§ INSTRUCTIONS TO FOLLOW:
Identify, in the records below, every line where the string "page" appears, and copy each such line.

§ EXTRACTED RECORDS:
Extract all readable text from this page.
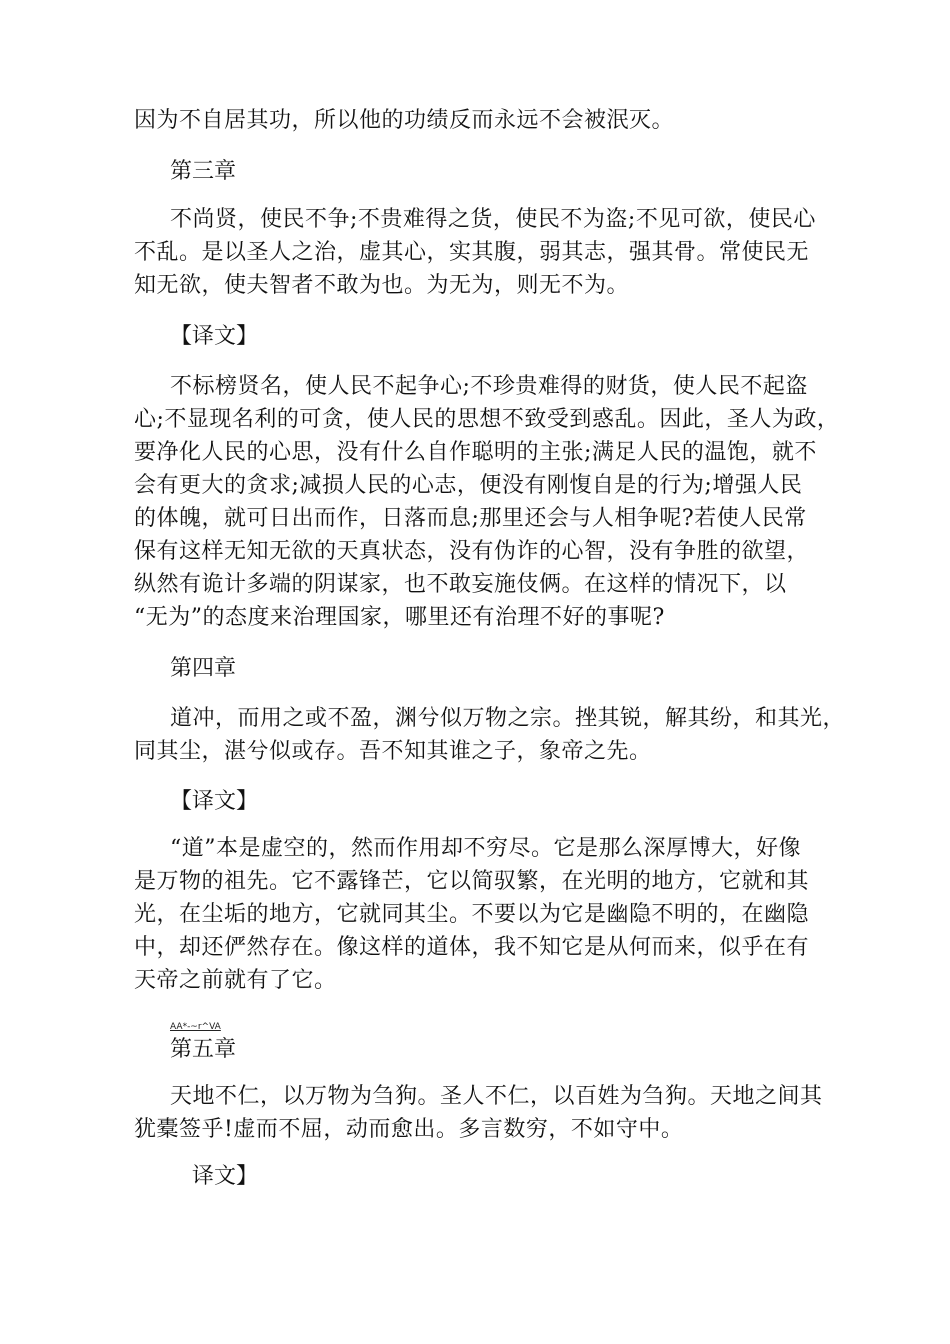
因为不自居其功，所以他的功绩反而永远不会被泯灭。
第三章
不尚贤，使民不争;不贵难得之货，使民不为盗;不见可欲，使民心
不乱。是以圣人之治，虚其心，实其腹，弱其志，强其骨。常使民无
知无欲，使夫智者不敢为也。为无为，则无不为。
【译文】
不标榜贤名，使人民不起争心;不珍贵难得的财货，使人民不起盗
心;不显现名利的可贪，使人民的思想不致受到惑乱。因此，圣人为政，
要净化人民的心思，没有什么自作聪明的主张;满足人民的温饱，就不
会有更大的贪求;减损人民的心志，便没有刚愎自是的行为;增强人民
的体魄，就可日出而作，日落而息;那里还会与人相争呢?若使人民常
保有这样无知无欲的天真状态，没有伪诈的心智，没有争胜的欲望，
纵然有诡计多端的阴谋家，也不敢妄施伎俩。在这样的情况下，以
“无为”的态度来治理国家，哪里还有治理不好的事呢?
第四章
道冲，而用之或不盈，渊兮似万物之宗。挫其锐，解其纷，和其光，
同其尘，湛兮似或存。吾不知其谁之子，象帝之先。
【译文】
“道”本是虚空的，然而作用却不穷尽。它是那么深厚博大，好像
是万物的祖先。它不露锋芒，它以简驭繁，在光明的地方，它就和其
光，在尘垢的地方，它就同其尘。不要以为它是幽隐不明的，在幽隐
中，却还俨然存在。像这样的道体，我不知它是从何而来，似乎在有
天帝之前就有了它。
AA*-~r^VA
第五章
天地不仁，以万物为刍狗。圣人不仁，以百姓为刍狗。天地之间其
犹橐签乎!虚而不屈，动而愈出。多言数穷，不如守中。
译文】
==
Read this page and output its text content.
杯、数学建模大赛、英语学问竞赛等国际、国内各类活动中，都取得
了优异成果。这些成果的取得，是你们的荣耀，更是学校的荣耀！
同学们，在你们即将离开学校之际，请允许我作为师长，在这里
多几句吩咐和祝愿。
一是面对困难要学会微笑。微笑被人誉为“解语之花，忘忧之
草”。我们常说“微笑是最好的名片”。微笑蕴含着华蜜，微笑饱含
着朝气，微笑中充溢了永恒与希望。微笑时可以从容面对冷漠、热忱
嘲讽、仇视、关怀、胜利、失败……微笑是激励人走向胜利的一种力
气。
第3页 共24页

§ SOLUTION TO THIS EXERCISE:
Extract all readable text from this page.
Read this page and output its text content.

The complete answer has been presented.